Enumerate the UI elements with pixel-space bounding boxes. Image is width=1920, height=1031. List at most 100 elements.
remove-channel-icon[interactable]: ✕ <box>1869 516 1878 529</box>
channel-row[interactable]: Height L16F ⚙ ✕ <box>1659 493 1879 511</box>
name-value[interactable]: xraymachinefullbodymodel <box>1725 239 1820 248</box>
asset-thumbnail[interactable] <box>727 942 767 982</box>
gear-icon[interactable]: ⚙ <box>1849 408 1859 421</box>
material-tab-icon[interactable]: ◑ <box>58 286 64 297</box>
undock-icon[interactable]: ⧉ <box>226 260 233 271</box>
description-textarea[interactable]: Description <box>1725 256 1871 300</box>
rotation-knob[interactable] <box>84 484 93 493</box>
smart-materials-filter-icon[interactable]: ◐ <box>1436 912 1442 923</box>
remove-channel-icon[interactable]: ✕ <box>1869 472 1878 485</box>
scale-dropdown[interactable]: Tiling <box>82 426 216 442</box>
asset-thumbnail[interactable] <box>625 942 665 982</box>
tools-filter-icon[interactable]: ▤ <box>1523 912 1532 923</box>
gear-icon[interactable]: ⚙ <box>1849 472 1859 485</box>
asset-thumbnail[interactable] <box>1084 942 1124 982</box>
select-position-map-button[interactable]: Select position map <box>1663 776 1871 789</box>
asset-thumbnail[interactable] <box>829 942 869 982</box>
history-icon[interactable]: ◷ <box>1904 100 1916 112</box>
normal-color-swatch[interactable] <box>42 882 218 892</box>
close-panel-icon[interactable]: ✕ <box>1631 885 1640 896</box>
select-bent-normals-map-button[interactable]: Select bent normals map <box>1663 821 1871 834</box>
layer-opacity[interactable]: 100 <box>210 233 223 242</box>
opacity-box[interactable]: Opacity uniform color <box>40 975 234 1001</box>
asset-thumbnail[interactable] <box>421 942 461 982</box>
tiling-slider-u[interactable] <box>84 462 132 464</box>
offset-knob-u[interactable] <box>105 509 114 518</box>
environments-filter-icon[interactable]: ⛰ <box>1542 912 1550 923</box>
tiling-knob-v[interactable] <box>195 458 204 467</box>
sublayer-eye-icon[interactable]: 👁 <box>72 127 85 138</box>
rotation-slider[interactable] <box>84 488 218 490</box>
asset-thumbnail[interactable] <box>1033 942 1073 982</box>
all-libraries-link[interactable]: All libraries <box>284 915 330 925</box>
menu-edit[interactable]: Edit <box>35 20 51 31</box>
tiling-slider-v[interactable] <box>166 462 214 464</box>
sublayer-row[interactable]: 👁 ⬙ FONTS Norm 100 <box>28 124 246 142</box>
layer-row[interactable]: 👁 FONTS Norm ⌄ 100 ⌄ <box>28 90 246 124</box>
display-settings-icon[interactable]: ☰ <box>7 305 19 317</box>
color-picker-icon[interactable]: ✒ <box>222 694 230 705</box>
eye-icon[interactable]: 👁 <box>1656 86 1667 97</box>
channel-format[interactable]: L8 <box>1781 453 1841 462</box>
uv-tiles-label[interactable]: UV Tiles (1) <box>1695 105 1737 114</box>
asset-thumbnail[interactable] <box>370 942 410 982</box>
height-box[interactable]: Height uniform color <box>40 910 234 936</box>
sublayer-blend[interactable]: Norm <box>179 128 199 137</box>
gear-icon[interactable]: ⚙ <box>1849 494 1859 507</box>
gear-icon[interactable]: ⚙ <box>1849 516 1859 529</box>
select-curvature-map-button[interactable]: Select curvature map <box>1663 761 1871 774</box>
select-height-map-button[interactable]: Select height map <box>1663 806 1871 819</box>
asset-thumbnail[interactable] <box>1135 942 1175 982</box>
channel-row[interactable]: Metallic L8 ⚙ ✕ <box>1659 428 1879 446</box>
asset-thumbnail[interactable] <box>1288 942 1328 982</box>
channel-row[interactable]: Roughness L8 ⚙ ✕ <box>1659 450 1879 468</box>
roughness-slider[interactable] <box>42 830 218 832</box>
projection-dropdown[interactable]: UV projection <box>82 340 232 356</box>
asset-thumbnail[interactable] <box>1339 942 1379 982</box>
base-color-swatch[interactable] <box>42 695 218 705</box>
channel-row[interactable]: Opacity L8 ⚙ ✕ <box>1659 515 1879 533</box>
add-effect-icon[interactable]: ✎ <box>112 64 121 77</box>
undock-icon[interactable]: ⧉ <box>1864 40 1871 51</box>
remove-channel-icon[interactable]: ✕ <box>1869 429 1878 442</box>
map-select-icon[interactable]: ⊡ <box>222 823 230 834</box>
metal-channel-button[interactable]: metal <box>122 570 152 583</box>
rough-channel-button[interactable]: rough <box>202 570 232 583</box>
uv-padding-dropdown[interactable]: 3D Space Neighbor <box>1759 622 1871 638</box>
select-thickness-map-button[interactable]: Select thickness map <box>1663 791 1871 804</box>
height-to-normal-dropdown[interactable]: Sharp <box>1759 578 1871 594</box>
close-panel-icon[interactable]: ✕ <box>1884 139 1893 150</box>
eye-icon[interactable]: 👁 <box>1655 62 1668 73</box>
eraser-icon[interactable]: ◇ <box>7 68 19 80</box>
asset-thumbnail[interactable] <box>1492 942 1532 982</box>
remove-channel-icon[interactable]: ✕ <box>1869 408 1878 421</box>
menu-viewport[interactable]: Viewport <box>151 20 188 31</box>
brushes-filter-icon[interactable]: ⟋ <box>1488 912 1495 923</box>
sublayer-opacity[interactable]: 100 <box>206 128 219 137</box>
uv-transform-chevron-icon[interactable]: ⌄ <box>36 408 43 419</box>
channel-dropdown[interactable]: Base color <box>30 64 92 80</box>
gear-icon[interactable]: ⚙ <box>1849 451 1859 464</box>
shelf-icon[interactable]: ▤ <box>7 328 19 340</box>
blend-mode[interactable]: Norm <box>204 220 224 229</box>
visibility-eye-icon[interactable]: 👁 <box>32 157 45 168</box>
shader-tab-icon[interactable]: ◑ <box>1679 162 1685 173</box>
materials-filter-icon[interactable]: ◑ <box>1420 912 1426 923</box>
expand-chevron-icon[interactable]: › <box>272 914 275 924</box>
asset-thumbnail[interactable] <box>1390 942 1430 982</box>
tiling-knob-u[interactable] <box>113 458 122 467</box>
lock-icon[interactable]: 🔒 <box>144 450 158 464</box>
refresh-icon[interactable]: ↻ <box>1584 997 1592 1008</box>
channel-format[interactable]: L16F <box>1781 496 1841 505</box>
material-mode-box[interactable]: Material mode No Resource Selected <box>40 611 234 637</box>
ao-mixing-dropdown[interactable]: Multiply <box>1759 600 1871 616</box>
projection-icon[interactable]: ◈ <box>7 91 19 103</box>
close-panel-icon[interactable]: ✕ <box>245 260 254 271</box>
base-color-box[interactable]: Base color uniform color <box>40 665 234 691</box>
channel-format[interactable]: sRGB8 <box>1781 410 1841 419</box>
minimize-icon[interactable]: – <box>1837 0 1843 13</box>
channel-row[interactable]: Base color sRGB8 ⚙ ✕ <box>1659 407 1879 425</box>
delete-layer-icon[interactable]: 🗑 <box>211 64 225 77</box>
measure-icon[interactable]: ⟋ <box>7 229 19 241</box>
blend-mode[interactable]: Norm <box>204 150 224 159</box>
● ● ● ●
▸ Task prompt: Print the lines of the records from the start through the line with "remove-channel-icon[interactable]: ✕ <box>1869 472", including that line, without any changes.

▸ The completed task:
Enumerate the UI elements with pixel-space bounding boxes. Image is width=1920, height=1031. List at most 100 elements.
remove-channel-icon[interactable]: ✕ <box>1869 516 1878 529</box>
channel-row[interactable]: Height L16F ⚙ ✕ <box>1659 493 1879 511</box>
name-value[interactable]: xraymachinefullbodymodel <box>1725 239 1820 248</box>
asset-thumbnail[interactable] <box>727 942 767 982</box>
gear-icon[interactable]: ⚙ <box>1849 408 1859 421</box>
material-tab-icon[interactable]: ◑ <box>58 286 64 297</box>
undock-icon[interactable]: ⧉ <box>226 260 233 271</box>
description-textarea[interactable]: Description <box>1725 256 1871 300</box>
rotation-knob[interactable] <box>84 484 93 493</box>
smart-materials-filter-icon[interactable]: ◐ <box>1436 912 1442 923</box>
remove-channel-icon[interactable]: ✕ <box>1869 472 1878 485</box>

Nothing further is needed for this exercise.